- [YOUR GOAL]
Check each line of the records below for the string "content", then state how many lines contain it, with no other output.

——————

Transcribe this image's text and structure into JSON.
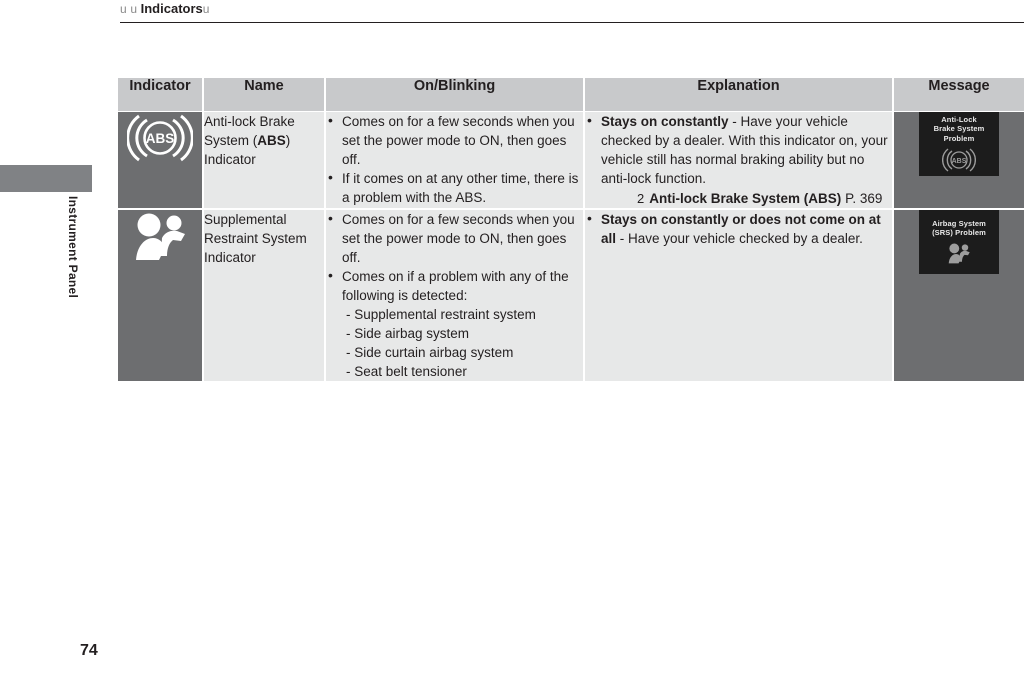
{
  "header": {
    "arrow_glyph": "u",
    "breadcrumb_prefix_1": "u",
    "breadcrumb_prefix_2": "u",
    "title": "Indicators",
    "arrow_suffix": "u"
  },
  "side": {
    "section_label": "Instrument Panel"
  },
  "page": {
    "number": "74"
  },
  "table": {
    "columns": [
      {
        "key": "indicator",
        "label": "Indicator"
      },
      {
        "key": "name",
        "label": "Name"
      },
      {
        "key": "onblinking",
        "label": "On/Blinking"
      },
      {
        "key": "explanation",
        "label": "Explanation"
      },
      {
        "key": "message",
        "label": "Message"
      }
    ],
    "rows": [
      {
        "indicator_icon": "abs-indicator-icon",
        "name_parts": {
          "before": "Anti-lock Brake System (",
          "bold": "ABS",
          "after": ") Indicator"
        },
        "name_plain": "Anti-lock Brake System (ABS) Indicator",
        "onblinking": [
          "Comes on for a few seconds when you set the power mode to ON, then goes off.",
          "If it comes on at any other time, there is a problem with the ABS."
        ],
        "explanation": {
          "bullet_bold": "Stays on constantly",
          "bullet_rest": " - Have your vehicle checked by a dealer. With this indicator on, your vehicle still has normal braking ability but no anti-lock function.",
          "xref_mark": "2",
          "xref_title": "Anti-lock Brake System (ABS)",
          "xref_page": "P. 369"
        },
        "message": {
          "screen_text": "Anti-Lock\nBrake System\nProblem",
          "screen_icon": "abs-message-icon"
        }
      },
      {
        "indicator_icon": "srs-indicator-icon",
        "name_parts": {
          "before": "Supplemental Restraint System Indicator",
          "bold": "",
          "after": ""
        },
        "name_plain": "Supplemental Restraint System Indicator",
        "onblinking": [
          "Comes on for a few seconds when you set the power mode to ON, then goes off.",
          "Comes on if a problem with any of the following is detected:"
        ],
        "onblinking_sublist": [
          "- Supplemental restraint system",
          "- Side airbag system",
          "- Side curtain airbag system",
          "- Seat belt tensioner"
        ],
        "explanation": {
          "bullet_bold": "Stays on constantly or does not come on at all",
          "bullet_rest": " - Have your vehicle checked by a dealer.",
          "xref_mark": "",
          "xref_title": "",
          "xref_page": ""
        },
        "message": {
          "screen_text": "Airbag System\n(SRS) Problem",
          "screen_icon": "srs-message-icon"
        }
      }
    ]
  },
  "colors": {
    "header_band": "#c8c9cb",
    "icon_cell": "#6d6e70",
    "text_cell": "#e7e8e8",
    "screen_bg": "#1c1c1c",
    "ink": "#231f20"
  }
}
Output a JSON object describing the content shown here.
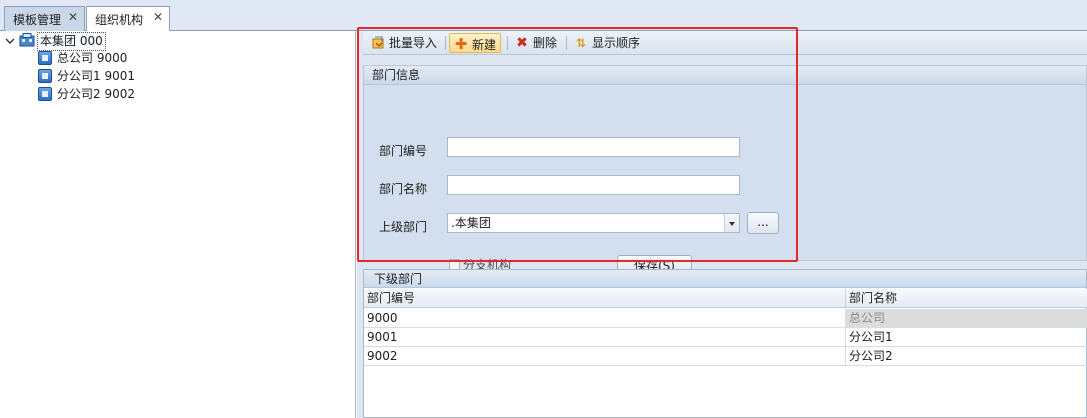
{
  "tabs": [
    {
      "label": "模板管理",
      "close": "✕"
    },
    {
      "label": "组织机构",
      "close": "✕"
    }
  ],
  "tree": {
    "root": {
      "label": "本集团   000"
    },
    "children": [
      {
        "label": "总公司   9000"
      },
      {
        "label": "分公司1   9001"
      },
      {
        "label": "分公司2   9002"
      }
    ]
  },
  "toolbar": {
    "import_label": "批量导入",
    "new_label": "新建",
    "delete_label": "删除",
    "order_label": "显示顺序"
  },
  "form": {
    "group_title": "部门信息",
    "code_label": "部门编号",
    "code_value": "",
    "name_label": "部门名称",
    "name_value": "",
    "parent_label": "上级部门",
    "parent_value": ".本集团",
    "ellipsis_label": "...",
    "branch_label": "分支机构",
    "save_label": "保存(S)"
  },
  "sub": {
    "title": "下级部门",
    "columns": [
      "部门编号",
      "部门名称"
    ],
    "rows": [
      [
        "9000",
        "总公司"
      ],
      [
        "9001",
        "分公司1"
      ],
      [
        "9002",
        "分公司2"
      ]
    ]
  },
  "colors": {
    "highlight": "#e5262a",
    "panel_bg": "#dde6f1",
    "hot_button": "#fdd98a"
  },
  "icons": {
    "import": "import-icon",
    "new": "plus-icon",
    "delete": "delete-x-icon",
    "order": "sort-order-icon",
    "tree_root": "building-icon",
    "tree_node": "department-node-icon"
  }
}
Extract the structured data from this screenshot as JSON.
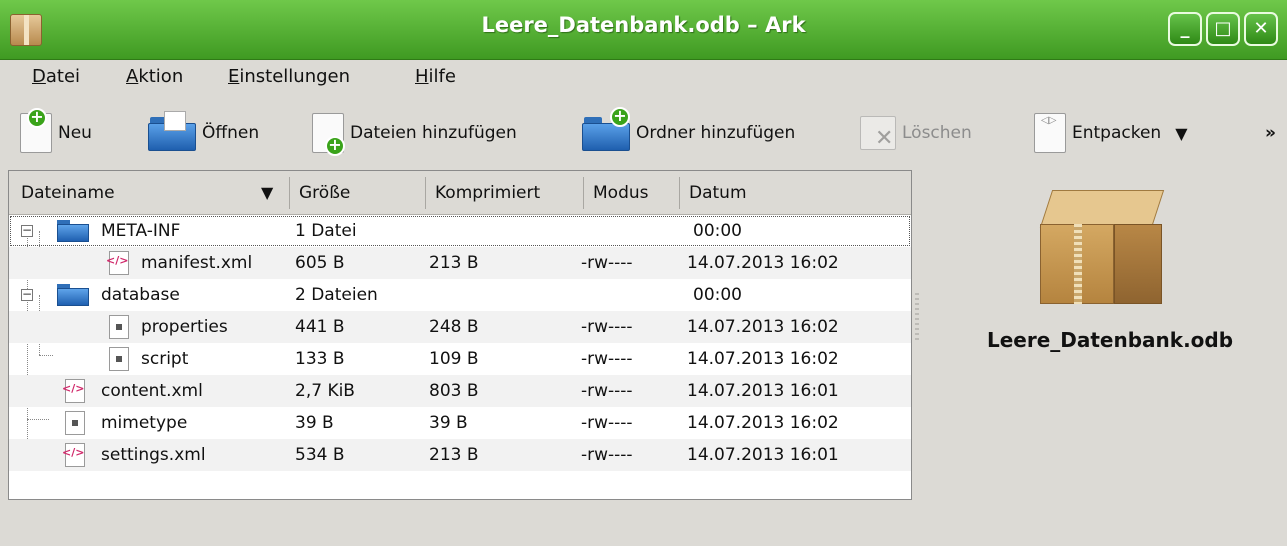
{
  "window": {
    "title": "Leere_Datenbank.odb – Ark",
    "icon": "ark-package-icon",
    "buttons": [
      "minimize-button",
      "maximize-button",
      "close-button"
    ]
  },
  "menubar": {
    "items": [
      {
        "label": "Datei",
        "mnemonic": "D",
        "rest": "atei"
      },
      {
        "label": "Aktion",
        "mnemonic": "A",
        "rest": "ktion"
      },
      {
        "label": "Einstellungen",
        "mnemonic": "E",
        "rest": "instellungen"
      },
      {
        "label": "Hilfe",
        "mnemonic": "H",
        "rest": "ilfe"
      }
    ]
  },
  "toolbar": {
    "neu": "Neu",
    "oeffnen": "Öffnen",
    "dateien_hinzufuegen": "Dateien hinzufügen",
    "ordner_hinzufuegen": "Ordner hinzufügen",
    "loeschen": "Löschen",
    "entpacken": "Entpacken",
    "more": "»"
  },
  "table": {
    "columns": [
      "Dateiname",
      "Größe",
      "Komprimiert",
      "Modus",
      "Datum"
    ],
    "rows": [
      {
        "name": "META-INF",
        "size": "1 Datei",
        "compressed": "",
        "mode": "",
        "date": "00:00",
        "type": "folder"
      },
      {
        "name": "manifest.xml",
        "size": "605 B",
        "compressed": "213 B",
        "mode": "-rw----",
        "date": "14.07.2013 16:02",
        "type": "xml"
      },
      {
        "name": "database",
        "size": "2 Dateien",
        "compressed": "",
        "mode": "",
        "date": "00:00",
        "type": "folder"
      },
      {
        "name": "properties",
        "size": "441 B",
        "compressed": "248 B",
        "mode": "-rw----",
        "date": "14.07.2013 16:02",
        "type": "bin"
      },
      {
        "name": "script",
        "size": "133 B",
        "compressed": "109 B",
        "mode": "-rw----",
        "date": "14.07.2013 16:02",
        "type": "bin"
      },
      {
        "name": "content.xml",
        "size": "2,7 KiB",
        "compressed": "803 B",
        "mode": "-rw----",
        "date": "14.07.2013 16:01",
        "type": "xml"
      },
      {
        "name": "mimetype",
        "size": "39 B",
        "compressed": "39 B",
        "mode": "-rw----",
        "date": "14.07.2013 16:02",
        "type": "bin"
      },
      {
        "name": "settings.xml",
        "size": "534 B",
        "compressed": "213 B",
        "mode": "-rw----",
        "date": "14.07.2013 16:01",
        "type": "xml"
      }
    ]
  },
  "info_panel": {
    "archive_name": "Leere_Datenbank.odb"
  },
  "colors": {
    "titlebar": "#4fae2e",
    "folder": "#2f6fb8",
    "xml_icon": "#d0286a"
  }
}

——————

- [RESULT FOR THIS EXERCISE]
2